Given data:
►

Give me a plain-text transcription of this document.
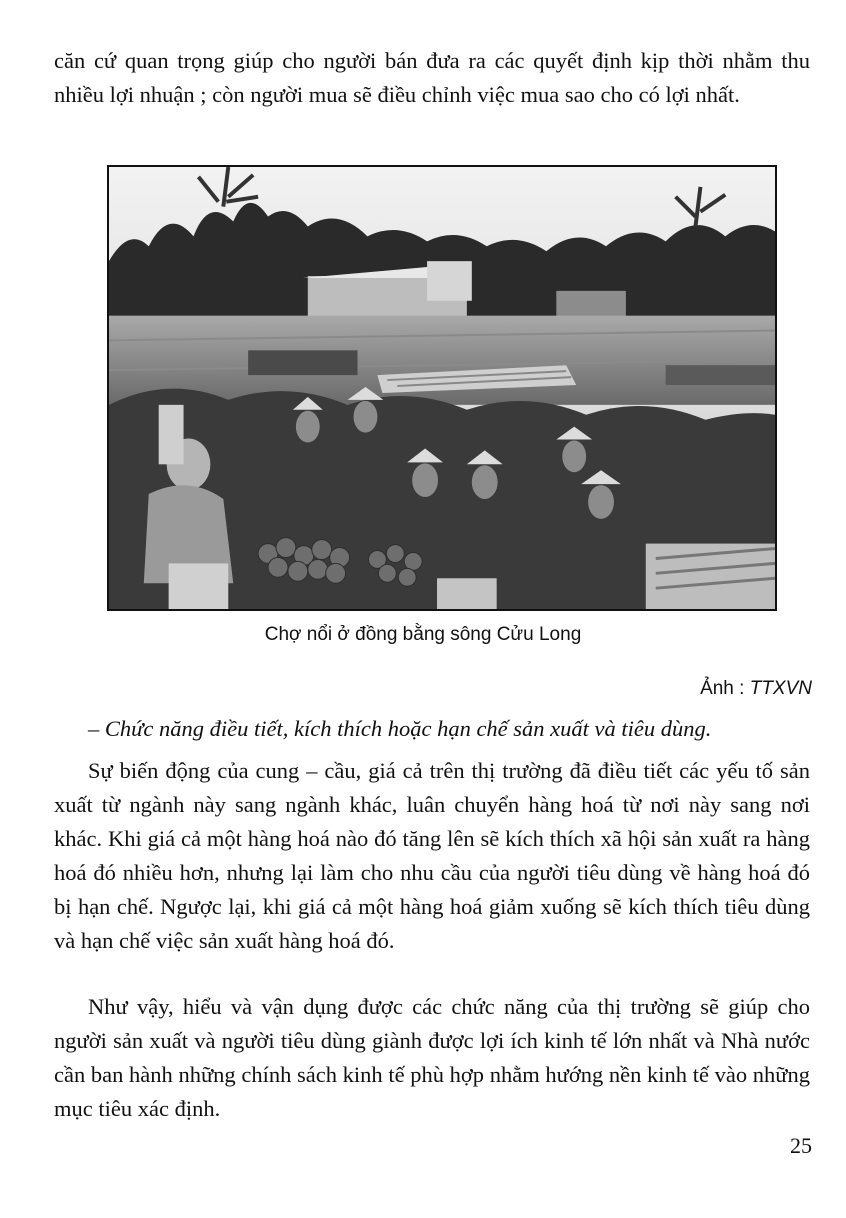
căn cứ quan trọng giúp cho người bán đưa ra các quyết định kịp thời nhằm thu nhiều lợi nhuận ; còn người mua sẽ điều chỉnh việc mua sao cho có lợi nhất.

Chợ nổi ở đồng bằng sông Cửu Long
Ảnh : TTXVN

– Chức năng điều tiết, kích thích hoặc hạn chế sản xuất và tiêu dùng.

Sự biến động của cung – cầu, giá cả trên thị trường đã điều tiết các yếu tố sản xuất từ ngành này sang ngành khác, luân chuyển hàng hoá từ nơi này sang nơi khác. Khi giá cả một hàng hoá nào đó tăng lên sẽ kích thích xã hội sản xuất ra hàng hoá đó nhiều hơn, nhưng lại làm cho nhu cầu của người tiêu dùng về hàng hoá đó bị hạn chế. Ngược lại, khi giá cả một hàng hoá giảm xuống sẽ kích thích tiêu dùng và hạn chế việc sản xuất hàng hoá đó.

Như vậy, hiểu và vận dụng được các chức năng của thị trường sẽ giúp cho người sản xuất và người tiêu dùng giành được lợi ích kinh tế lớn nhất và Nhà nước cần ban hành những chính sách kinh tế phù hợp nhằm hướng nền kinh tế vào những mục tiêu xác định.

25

◄

Quote the material in full and exactly; do not carry over its pictures.

Response:
Give me a plain-text transcription of this document.
căn cứ quan trọng giúp cho người bán đưa ra các quyết định kịp thời nhằm thu nhiều lợi nhuận ; còn người mua sẽ điều chỉnh việc mua sao cho có lợi nhất.

Chợ nổi ở đồng bằng sông Cửu Long
Ảnh : TTXVN

– Chức năng điều tiết, kích thích hoặc hạn chế sản xuất và tiêu dùng.

Sự biến động của cung – cầu, giá cả trên thị trường đã điều tiết các yếu tố sản xuất từ ngành này sang ngành khác, luân chuyển hàng hoá từ nơi này sang nơi khác. Khi giá cả một hàng hoá nào đó tăng lên sẽ kích thích xã hội sản xuất ra hàng hoá đó nhiều hơn, nhưng lại làm cho nhu cầu của người tiêu dùng về hàng hoá đó bị hạn chế. Ngược lại, khi giá cả một hàng hoá giảm xuống sẽ kích thích tiêu dùng và hạn chế việc sản xuất hàng hoá đó.

Như vậy, hiểu và vận dụng được các chức năng của thị trường sẽ giúp cho người sản xuất và người tiêu dùng giành được lợi ích kinh tế lớn nhất và Nhà nước cần ban hành những chính sách kinh tế phù hợp nhằm hướng nền kinh tế vào những mục tiêu xác định.

25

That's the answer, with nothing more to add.